[Dataset excerpts]
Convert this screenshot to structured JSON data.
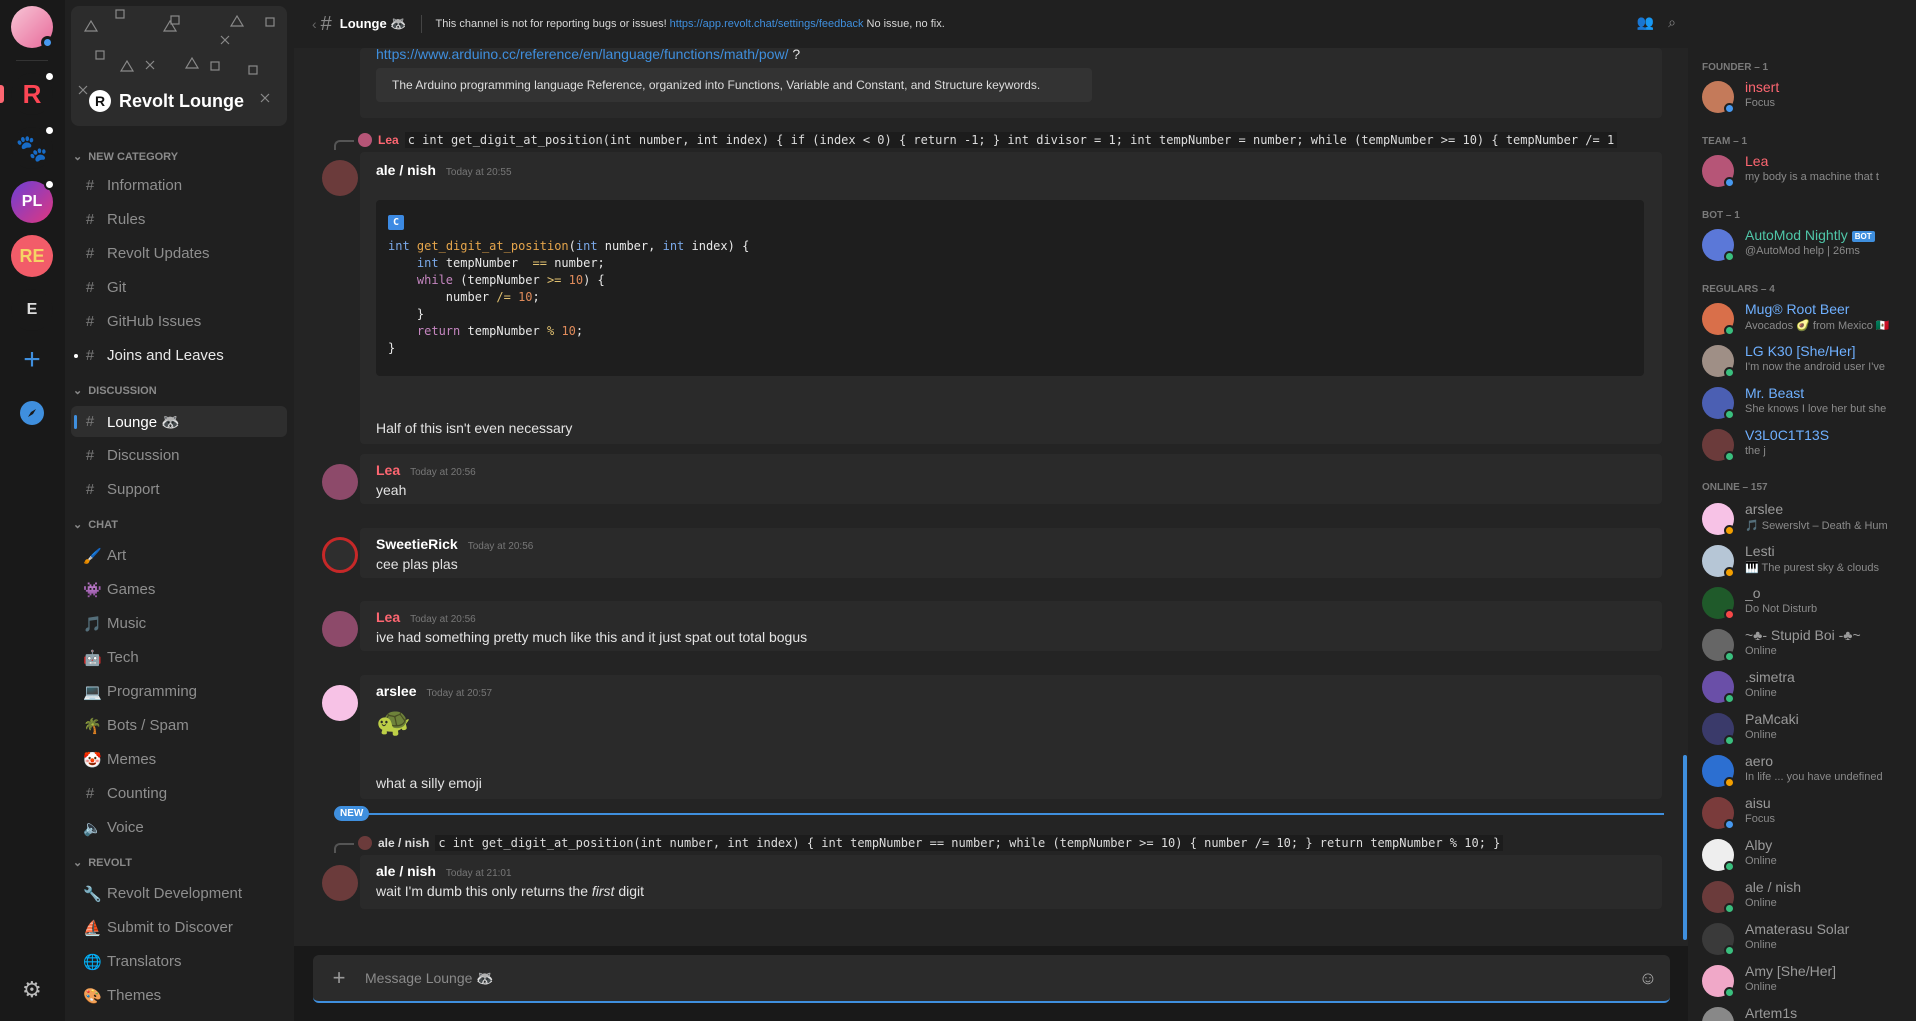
{
  "colors": {
    "accent": "#3f8fde",
    "danger": "#fd6671",
    "online": "#3abf7e",
    "idle": "#f39f00",
    "dnd": "#f84848",
    "focus": "#4799f0"
  },
  "servers": [
    {
      "name": "user-avatar",
      "letter": ""
    },
    {
      "name": "revolt",
      "letter": "R"
    },
    {
      "name": "paw",
      "letter": "🐾"
    },
    {
      "name": "pl",
      "letter": "PL"
    },
    {
      "name": "re",
      "letter": "RE"
    },
    {
      "name": "e",
      "letter": "E"
    }
  ],
  "sidebar": {
    "server_name": "Revolt Lounge",
    "categories": [
      {
        "label": "NEW CATEGORY"
      },
      {
        "label": "DISCUSSION"
      },
      {
        "label": "CHAT"
      },
      {
        "label": "REVOLT"
      }
    ],
    "channels": [
      {
        "label": "Information",
        "icon": "#"
      },
      {
        "label": "Rules",
        "icon": "#"
      },
      {
        "label": "Revolt Updates",
        "icon": "#"
      },
      {
        "label": "Git",
        "icon": "#"
      },
      {
        "label": "GitHub Issues",
        "icon": "#"
      },
      {
        "label": "Joins and Leaves",
        "icon": "#"
      },
      {
        "label": "Lounge 🦝",
        "icon": "#"
      },
      {
        "label": "Discussion",
        "icon": "#"
      },
      {
        "label": "Support",
        "icon": "#"
      },
      {
        "label": "Art",
        "icon": "🖌️"
      },
      {
        "label": "Games",
        "icon": "👾"
      },
      {
        "label": "Music",
        "icon": "🎵"
      },
      {
        "label": "Tech",
        "icon": "🤖"
      },
      {
        "label": "Programming",
        "icon": "💻"
      },
      {
        "label": "Bots / Spam",
        "icon": "🌴"
      },
      {
        "label": "Memes",
        "icon": "🤡"
      },
      {
        "label": "Counting",
        "icon": "#"
      },
      {
        "label": "Voice",
        "icon": "🔈"
      },
      {
        "label": "Revolt Development",
        "icon": "🔧"
      },
      {
        "label": "Submit to Discover",
        "icon": "⛵"
      },
      {
        "label": "Translators",
        "icon": "🌐"
      },
      {
        "label": "Themes",
        "icon": "🎨"
      }
    ]
  },
  "header": {
    "title": "Lounge 🦝",
    "desc_before": "This channel is not for reporting bugs or issues!",
    "link": "https://app.revolt.chat/settings/feedback",
    "desc_after": "No issue, no fix."
  },
  "messages": {
    "link": "https://www.arduino.cc/reference/en/language/functions/math/pow/",
    "link_suffix": "?",
    "embed": "The Arduino programming language Reference, organized into Functions, Variable and Constant, and Structure keywords.",
    "reply1_author": "Lea",
    "reply1_text": "c int get_digit_at_position(int number, int index) { if (index < 0) { return -1; } int divisor = 1; int tempNumber = number; while (tempNumber >= 10) { tempNumber /= 1",
    "m1_author": "ale / nish",
    "m1_time": "Today at 20:55",
    "code_lang": "C",
    "m1_followup": "Half of this isn't even necessary",
    "m2_author": "Lea",
    "m2_time": "Today at 20:56",
    "m2_text": "yeah",
    "m3_author": "SweetieRick",
    "m3_time": "Today at 20:56",
    "m3_text": "cee plas plas",
    "m4_author": "Lea",
    "m4_time": "Today at 20:56",
    "m4_text": "ive had something pretty much like this and it just spat out total bogus",
    "m5_author": "arslee",
    "m5_time": "Today at 20:57",
    "m5_emoji": "🐢",
    "m5_followup": "what a silly emoji",
    "new_label": "NEW",
    "reply2_author": "ale / nish",
    "reply2_text": "c int get_digit_at_position(int number, int index) { int tempNumber == number; while (tempNumber >= 10) { number /= 10; } return tempNumber % 10; }",
    "m6_author": "ale / nish",
    "m6_time": "Today at 21:01",
    "m6_before": "wait I'm dumb this only returns the",
    "m6_em": "first",
    "m6_after": "digit"
  },
  "composer": {
    "placeholder": "Message Lounge 🦝"
  },
  "members": {
    "groups": [
      {
        "label": "FOUNDER – 1"
      },
      {
        "label": "TEAM – 1"
      },
      {
        "label": "BOT – 1"
      },
      {
        "label": "REGULARS – 4"
      },
      {
        "label": "ONLINE – 157"
      }
    ],
    "list": [
      {
        "name": "insert",
        "status": "Focus",
        "color": "#fd6671"
      },
      {
        "name": "Lea",
        "status": "my body is a machine that t",
        "color": "#fd6671"
      },
      {
        "name": "AutoMod Nightly",
        "status": "@AutoMod help | 26ms",
        "color": "#4fc6a8",
        "bot": "BOT"
      },
      {
        "name": "Mug® Root Beer",
        "status": "Avocados 🥑 from Mexico 🇲🇽",
        "color": "#6fb0ff"
      },
      {
        "name": "LG K30 [She/Her]",
        "status": "I'm now the android user I've",
        "color": "#6fb0ff"
      },
      {
        "name": "Mr. Beast",
        "status": "She knows I love her but she",
        "color": "#6fb0ff"
      },
      {
        "name": "V3L0C1T13S",
        "status": "the j",
        "color": "#6fb0ff"
      },
      {
        "name": "arslee",
        "status": "🎵 Sewerslvt – Death & Hum",
        "color": "#9a9a9a"
      },
      {
        "name": "Lesti",
        "status": "🎹 The purest sky & clouds",
        "color": "#9a9a9a"
      },
      {
        "name": "_o",
        "status": "Do Not Disturb",
        "color": "#9a9a9a"
      },
      {
        "name": "~♣- Stupid Boi -♣~",
        "status": "Online",
        "color": "#9a9a9a"
      },
      {
        "name": ".simetra",
        "status": "Online",
        "color": "#9a9a9a"
      },
      {
        "name": "PaMcaki",
        "status": "Online",
        "color": "#9a9a9a"
      },
      {
        "name": "aero",
        "status": "In life ... you have undefined",
        "color": "#9a9a9a"
      },
      {
        "name": "aisu",
        "status": "Focus",
        "color": "#9a9a9a"
      },
      {
        "name": "Alby",
        "status": "Online",
        "color": "#9a9a9a"
      },
      {
        "name": "ale / nish",
        "status": "Online",
        "color": "#9a9a9a"
      },
      {
        "name": "Amaterasu Solar",
        "status": "Online",
        "color": "#9a9a9a"
      },
      {
        "name": "Amy [She/Her]",
        "status": "Online",
        "color": "#9a9a9a"
      },
      {
        "name": "Artem1s",
        "status": "",
        "color": "#9a9a9a"
      }
    ]
  }
}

• **Problem**:
Leave out the pictures, and give all the records again exactly.

• **Task output**:
Convert this screenshot to structured JSON data.
{
  "colors": {
    "accent": "#3f8fde",
    "danger": "#fd6671",
    "online": "#3abf7e",
    "idle": "#f39f00",
    "dnd": "#f84848",
    "focus": "#4799f0"
  },
  "servers": [
    {
      "name": "user-avatar",
      "letter": ""
    },
    {
      "name": "revolt",
      "letter": "R"
    },
    {
      "name": "paw",
      "letter": "🐾"
    },
    {
      "name": "pl",
      "letter": "PL"
    },
    {
      "name": "re",
      "letter": "RE"
    },
    {
      "name": "e",
      "letter": "E"
    }
  ],
  "sidebar": {
    "server_name": "Revolt Lounge",
    "categories": [
      {
        "label": "NEW CATEGORY"
      },
      {
        "label": "DISCUSSION"
      },
      {
        "label": "CHAT"
      },
      {
        "label": "REVOLT"
      }
    ],
    "channels": [
      {
        "label": "Information",
        "icon": "#"
      },
      {
        "label": "Rules",
        "icon": "#"
      },
      {
        "label": "Revolt Updates",
        "icon": "#"
      },
      {
        "label": "Git",
        "icon": "#"
      },
      {
        "label": "GitHub Issues",
        "icon": "#"
      },
      {
        "label": "Joins and Leaves",
        "icon": "#"
      },
      {
        "label": "Lounge 🦝",
        "icon": "#"
      },
      {
        "label": "Discussion",
        "icon": "#"
      },
      {
        "label": "Support",
        "icon": "#"
      },
      {
        "label": "Art",
        "icon": "🖌️"
      },
      {
        "label": "Games",
        "icon": "👾"
      },
      {
        "label": "Music",
        "icon": "🎵"
      },
      {
        "label": "Tech",
        "icon": "🤖"
      },
      {
        "label": "Programming",
        "icon": "💻"
      },
      {
        "label": "Bots / Spam",
        "icon": "🌴"
      },
      {
        "label": "Memes",
        "icon": "🤡"
      },
      {
        "label": "Counting",
        "icon": "#"
      },
      {
        "label": "Voice",
        "icon": "🔈"
      },
      {
        "label": "Revolt Development",
        "icon": "🔧"
      },
      {
        "label": "Submit to Discover",
        "icon": "⛵"
      },
      {
        "label": "Translators",
        "icon": "🌐"
      },
      {
        "label": "Themes",
        "icon": "🎨"
      }
    ]
  },
  "header": {
    "title": "Lounge 🦝",
    "desc_before": "This channel is not for reporting bugs or issues!",
    "link": "https://app.revolt.chat/settings/feedback",
    "desc_after": "No issue, no fix."
  },
  "messages": {
    "link": "https://www.arduino.cc/reference/en/language/functions/math/pow/",
    "link_suffix": "?",
    "embed": "The Arduino programming language Reference, organized into Functions, Variable and Constant, and Structure keywords.",
    "reply1_author": "Lea",
    "reply1_text": "c int get_digit_at_position(int number, int index) { if (index < 0) { return -1; } int divisor = 1; int tempNumber = number; while (tempNumber >= 10) { tempNumber /= 1",
    "m1_author": "ale / nish",
    "m1_time": "Today at 20:55",
    "code_lang": "C",
    "m1_followup": "Half of this isn't even necessary",
    "m2_author": "Lea",
    "m2_time": "Today at 20:56",
    "m2_text": "yeah",
    "m3_author": "SweetieRick",
    "m3_time": "Today at 20:56",
    "m3_text": "cee plas plas",
    "m4_author": "Lea",
    "m4_time": "Today at 20:56",
    "m4_text": "ive had something pretty much like this and it just spat out total bogus",
    "m5_author": "arslee",
    "m5_time": "Today at 20:57",
    "m5_emoji": "🐢",
    "m5_followup": "what a silly emoji",
    "new_label": "NEW",
    "reply2_author": "ale / nish",
    "reply2_text": "c int get_digit_at_position(int number, int index) { int tempNumber == number; while (tempNumber >= 10) { number /= 10; } return tempNumber % 10; }",
    "m6_author": "ale / nish",
    "m6_time": "Today at 21:01",
    "m6_before": "wait I'm dumb this only returns the",
    "m6_em": "first",
    "m6_after": "digit"
  },
  "composer": {
    "placeholder": "Message Lounge 🦝"
  },
  "members": {
    "groups": [
      {
        "label": "FOUNDER – 1"
      },
      {
        "label": "TEAM – 1"
      },
      {
        "label": "BOT – 1"
      },
      {
        "label": "REGULARS – 4"
      },
      {
        "label": "ONLINE – 157"
      }
    ],
    "list": [
      {
        "name": "insert",
        "status": "Focus",
        "color": "#fd6671"
      },
      {
        "name": "Lea",
        "status": "my body is a machine that t",
        "color": "#fd6671"
      },
      {
        "name": "AutoMod Nightly",
        "status": "@AutoMod help | 26ms",
        "color": "#4fc6a8",
        "bot": "BOT"
      },
      {
        "name": "Mug® Root Beer",
        "status": "Avocados 🥑 from Mexico 🇲🇽",
        "color": "#6fb0ff"
      },
      {
        "name": "LG K30 [She/Her]",
        "status": "I'm now the android user I've",
        "color": "#6fb0ff"
      },
      {
        "name": "Mr. Beast",
        "status": "She knows I love her but she",
        "color": "#6fb0ff"
      },
      {
        "name": "V3L0C1T13S",
        "status": "the j",
        "color": "#6fb0ff"
      },
      {
        "name": "arslee",
        "status": "🎵 Sewerslvt – Death & Hum",
        "color": "#9a9a9a"
      },
      {
        "name": "Lesti",
        "status": "🎹 The purest sky & clouds",
        "color": "#9a9a9a"
      },
      {
        "name": "_o",
        "status": "Do Not Disturb",
        "color": "#9a9a9a"
      },
      {
        "name": "~♣- Stupid Boi -♣~",
        "status": "Online",
        "color": "#9a9a9a"
      },
      {
        "name": ".simetra",
        "status": "Online",
        "color": "#9a9a9a"
      },
      {
        "name": "PaMcaki",
        "status": "Online",
        "color": "#9a9a9a"
      },
      {
        "name": "aero",
        "status": "In life ... you have undefined",
        "color": "#9a9a9a"
      },
      {
        "name": "aisu",
        "status": "Focus",
        "color": "#9a9a9a"
      },
      {
        "name": "Alby",
        "status": "Online",
        "color": "#9a9a9a"
      },
      {
        "name": "ale / nish",
        "status": "Online",
        "color": "#9a9a9a"
      },
      {
        "name": "Amaterasu Solar",
        "status": "Online",
        "color": "#9a9a9a"
      },
      {
        "name": "Amy [She/Her]",
        "status": "Online",
        "color": "#9a9a9a"
      },
      {
        "name": "Artem1s",
        "status": "",
        "color": "#9a9a9a"
      }
    ]
  }
}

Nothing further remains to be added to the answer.